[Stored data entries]
-----

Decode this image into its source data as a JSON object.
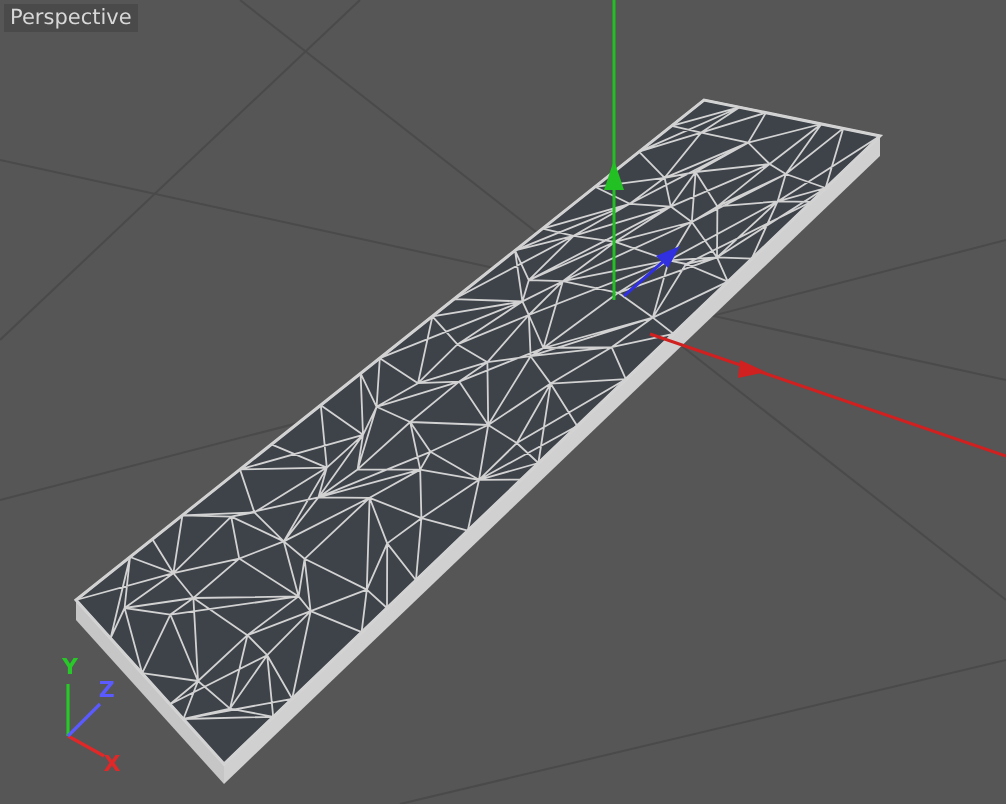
{
  "viewport": {
    "title": "Perspective"
  },
  "gizmo": {
    "axes": [
      {
        "label": "X",
        "color": "#e02828"
      },
      {
        "label": "Y",
        "color": "#28c828"
      },
      {
        "label": "Z",
        "color": "#5a5aff"
      }
    ]
  }
}
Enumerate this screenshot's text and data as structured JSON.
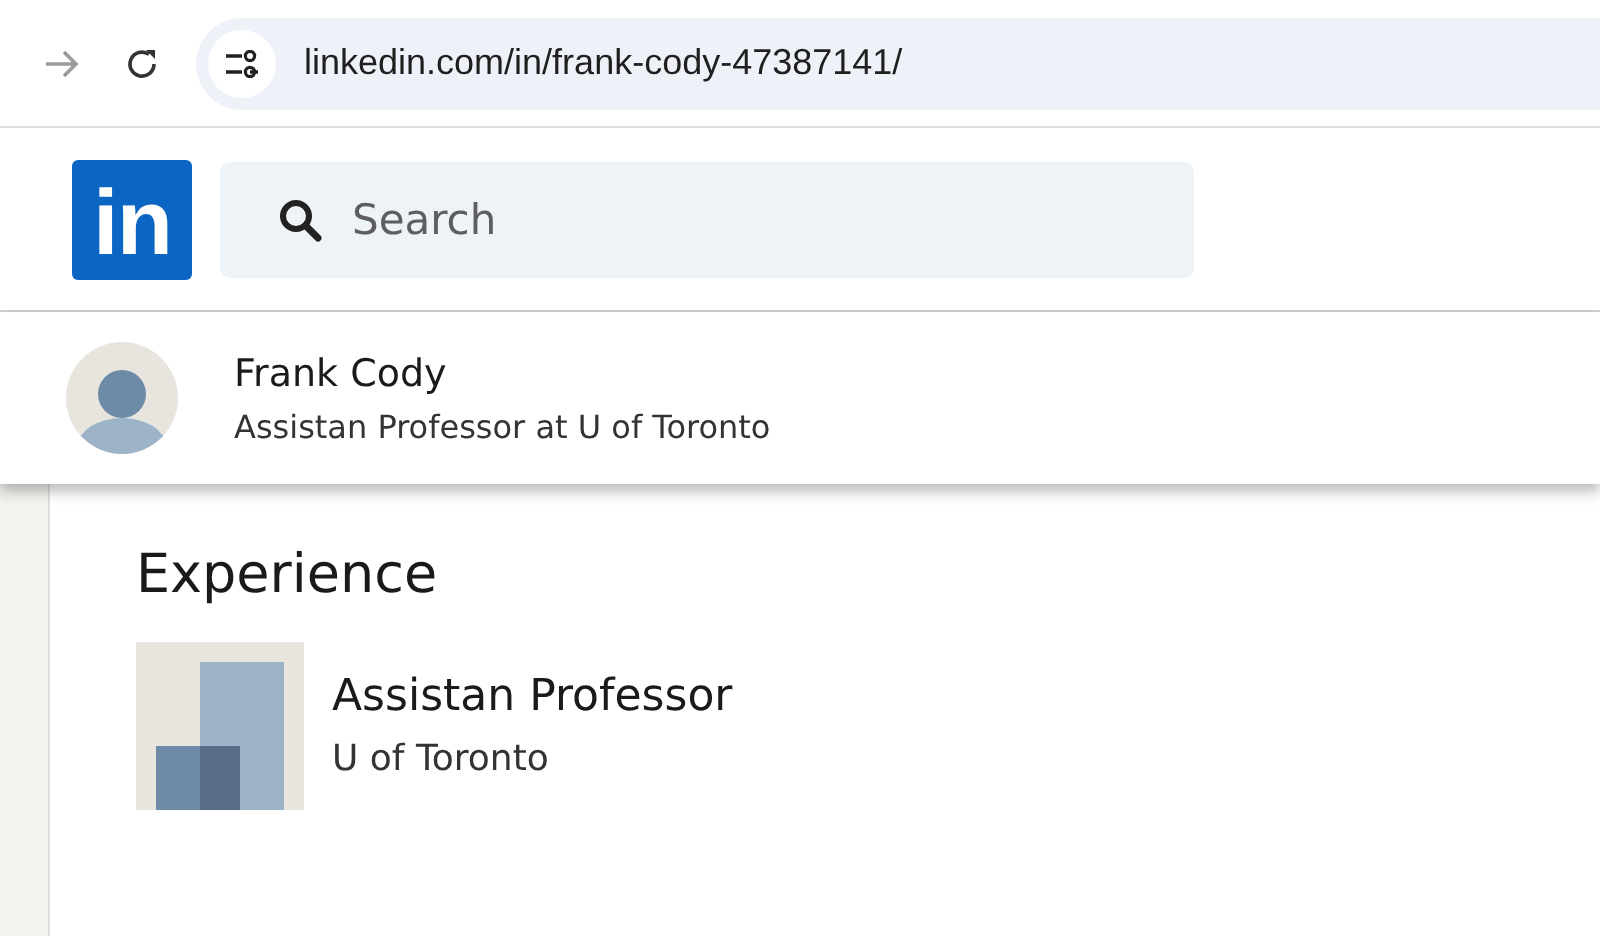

-----

SHORT PROBLEM - Reproduce all entries exactly. Pictures do not belong in the copy.

REPLY TO THE EXERCISE -
Decode this image into its source data as a JSON object.
{
  "viewport": {
    "title": "Perspective"
  },
  "gizmo": {
    "axes": [
      {
        "label": "X",
        "color": "#e02828"
      },
      {
        "label": "Y",
        "color": "#28c828"
      },
      {
        "label": "Z",
        "color": "#5a5aff"
      }
    ]
  }
}
Enumerate this screenshot's text and data as structured JSON.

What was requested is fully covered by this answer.